Written exercise: In the listing below, how many lines contain the word "paper"? Please respond with the number only.

*** Supplied data ***

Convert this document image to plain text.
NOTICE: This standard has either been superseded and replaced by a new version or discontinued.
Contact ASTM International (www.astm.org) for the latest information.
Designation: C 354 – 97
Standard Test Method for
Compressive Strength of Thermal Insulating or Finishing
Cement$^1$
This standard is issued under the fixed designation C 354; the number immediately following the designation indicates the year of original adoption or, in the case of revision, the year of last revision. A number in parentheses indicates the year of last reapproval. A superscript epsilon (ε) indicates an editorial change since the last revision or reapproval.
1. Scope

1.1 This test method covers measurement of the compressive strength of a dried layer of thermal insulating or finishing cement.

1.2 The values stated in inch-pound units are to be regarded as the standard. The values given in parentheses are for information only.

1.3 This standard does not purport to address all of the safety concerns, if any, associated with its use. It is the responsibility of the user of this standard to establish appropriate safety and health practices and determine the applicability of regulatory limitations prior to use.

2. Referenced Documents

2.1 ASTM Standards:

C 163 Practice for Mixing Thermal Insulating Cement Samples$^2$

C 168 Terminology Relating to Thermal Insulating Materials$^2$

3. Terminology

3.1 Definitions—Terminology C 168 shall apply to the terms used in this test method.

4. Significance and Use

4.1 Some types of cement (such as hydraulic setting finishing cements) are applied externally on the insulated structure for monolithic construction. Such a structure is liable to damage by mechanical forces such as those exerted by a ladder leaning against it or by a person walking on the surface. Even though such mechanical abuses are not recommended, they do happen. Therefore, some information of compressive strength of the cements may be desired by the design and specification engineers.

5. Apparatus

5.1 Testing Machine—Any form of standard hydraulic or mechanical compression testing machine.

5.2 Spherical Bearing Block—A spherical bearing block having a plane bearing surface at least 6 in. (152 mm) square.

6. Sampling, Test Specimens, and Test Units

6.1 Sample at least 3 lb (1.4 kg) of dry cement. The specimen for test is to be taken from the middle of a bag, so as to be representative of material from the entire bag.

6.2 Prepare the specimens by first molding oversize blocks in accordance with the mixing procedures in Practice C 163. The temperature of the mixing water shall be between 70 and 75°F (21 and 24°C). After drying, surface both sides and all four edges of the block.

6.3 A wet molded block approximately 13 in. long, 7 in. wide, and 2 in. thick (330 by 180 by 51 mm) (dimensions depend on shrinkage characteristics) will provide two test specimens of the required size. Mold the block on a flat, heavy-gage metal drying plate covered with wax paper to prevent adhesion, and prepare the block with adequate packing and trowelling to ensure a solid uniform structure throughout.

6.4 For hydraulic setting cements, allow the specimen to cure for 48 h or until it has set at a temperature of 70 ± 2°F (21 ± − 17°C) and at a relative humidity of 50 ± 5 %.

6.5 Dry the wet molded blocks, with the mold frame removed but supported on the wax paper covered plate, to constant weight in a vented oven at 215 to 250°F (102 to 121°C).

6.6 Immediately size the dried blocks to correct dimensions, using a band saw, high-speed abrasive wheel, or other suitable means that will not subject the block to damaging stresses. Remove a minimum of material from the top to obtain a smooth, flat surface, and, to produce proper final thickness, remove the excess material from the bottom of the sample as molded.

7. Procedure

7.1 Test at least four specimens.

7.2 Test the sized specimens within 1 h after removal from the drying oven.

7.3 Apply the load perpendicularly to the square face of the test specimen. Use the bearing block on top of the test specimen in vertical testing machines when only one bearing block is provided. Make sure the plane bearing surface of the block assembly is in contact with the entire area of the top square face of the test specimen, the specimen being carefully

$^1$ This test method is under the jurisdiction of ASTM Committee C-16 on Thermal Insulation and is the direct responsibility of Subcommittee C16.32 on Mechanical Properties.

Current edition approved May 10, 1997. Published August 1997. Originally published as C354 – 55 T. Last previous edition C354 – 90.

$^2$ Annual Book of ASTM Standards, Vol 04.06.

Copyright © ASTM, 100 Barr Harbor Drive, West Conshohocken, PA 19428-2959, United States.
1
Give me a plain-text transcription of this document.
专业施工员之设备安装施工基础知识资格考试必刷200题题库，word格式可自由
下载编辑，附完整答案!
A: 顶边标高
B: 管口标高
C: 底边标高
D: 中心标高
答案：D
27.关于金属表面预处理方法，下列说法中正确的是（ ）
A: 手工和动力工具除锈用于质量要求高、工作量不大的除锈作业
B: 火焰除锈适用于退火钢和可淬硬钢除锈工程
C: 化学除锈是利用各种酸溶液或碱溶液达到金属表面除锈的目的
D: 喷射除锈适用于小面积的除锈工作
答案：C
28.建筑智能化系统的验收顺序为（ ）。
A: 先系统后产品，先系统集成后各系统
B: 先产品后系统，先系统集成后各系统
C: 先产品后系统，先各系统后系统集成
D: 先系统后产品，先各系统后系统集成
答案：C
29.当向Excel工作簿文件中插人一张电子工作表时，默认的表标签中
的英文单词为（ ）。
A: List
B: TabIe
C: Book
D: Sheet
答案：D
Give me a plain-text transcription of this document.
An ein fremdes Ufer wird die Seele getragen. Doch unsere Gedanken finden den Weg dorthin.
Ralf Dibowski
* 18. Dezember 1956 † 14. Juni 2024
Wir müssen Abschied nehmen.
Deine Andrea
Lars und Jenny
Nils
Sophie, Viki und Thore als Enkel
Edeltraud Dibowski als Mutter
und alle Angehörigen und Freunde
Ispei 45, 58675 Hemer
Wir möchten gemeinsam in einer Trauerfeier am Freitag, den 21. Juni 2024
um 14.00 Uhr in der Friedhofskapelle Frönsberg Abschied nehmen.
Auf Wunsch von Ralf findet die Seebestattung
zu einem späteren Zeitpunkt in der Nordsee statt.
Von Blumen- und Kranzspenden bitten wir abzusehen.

***

Expected answer: 2